=== Task inputs ===
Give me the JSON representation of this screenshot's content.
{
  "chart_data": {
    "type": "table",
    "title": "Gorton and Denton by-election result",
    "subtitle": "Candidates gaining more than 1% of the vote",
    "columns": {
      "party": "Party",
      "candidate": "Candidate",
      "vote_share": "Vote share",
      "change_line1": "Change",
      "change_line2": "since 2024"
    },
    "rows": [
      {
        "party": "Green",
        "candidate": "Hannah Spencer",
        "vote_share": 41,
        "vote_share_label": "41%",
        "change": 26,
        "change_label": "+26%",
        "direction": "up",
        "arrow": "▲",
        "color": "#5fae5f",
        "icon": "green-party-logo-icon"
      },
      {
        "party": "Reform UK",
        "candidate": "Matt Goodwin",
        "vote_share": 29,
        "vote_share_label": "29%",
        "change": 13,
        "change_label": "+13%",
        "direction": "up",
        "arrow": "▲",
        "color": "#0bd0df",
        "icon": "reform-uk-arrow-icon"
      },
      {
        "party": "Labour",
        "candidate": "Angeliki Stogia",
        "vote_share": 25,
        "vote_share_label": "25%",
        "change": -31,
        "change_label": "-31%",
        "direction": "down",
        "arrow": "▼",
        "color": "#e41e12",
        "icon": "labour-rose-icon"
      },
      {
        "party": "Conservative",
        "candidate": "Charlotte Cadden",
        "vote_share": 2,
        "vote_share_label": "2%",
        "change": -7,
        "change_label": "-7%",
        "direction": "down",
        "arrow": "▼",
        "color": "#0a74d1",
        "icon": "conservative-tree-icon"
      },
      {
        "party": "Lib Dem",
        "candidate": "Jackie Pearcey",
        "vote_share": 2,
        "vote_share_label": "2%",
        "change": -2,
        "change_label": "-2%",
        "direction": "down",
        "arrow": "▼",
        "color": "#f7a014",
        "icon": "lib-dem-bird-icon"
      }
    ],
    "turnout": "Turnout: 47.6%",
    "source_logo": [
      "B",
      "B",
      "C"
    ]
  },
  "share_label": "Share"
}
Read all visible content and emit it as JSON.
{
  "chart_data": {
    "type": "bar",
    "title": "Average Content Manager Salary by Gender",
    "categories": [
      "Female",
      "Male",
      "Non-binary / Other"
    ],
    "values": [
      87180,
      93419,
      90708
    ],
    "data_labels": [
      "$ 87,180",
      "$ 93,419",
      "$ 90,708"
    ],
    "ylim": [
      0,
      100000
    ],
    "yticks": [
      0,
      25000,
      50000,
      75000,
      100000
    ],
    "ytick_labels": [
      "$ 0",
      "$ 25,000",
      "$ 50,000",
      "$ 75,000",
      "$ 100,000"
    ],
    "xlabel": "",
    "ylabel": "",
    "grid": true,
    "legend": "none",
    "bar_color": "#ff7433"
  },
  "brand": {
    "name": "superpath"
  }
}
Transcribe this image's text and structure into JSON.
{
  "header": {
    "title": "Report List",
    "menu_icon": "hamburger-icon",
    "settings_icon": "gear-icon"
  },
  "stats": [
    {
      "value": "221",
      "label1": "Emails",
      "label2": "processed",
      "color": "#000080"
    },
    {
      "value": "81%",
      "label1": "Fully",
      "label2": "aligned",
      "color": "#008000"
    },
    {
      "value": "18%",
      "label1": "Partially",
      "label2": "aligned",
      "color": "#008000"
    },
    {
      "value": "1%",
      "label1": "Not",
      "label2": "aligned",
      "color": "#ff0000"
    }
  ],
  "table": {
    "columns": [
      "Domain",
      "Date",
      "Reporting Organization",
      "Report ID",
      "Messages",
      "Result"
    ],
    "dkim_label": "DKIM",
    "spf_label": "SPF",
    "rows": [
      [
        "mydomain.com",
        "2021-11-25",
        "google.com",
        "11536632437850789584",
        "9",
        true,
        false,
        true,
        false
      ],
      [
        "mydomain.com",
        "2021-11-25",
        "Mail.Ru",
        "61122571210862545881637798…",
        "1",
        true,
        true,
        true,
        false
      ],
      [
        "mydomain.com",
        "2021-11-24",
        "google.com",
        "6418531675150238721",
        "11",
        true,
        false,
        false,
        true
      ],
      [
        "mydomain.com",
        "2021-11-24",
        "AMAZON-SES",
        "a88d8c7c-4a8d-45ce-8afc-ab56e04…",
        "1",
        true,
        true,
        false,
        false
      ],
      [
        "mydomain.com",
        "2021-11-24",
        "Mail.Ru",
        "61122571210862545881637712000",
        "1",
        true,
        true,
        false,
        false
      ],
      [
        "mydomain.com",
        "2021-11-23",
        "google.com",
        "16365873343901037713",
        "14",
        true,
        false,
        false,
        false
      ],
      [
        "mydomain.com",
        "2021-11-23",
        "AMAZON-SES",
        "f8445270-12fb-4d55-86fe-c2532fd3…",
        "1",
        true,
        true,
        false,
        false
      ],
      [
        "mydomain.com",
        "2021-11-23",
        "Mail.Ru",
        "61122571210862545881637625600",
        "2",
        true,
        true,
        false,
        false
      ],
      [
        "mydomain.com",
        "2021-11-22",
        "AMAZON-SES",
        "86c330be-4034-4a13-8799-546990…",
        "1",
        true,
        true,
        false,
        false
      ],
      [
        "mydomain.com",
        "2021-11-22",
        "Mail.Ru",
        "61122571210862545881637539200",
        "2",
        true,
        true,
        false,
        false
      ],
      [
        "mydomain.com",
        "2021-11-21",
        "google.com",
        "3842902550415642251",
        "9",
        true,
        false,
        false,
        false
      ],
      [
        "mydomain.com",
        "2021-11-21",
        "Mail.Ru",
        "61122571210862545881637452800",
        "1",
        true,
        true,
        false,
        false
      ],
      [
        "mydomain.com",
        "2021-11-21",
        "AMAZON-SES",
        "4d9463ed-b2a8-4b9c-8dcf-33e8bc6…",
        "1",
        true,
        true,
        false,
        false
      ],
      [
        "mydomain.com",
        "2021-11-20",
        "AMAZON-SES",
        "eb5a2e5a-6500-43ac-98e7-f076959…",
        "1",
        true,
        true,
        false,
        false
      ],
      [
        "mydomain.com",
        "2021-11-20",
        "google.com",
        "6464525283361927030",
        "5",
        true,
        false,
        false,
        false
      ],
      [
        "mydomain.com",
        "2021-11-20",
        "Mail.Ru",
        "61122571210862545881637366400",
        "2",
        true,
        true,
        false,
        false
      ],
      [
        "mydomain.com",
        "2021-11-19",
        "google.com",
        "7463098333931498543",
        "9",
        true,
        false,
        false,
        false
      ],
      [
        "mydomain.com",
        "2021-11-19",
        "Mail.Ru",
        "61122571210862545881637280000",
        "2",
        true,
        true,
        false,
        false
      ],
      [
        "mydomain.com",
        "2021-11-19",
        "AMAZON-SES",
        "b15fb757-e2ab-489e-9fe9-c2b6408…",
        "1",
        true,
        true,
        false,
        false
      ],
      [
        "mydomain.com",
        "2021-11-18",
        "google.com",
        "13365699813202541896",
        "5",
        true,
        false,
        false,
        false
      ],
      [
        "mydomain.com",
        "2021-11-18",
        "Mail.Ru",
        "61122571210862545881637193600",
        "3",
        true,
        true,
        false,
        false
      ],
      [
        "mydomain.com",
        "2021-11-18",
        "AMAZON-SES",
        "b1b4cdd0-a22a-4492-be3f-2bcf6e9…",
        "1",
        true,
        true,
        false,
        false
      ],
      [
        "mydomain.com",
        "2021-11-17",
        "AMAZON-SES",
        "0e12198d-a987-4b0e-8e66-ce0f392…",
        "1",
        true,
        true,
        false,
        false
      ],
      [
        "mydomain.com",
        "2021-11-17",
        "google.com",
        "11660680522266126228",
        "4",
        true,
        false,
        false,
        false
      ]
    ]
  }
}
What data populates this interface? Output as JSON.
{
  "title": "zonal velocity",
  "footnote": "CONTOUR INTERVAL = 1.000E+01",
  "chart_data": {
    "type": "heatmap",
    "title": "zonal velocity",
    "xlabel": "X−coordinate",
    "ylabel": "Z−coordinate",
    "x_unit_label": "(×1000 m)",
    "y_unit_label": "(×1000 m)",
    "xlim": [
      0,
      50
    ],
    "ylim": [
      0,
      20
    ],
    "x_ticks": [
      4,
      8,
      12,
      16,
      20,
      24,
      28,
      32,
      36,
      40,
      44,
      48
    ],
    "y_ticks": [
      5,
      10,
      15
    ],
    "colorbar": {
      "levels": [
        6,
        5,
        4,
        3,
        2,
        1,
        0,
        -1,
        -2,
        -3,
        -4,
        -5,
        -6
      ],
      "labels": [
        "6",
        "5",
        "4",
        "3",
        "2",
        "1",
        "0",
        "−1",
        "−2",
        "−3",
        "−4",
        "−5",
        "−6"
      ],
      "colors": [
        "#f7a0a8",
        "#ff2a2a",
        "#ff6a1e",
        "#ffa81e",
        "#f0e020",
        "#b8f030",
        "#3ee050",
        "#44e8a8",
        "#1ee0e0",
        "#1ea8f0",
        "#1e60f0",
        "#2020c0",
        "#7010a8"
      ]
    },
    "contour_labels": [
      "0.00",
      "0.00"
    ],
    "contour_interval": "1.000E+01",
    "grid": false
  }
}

=== Goal ===
Collect the complete line wherever the string "party" appears in the records.

=== Answer to the problem ===
      "party": "Party",
        "party": "Green",
        "icon": "green-party-logo-icon"
        "party": "Reform UK",
        "party": "Labour",
        "party": "Conservative",
        "party": "Lib Dem",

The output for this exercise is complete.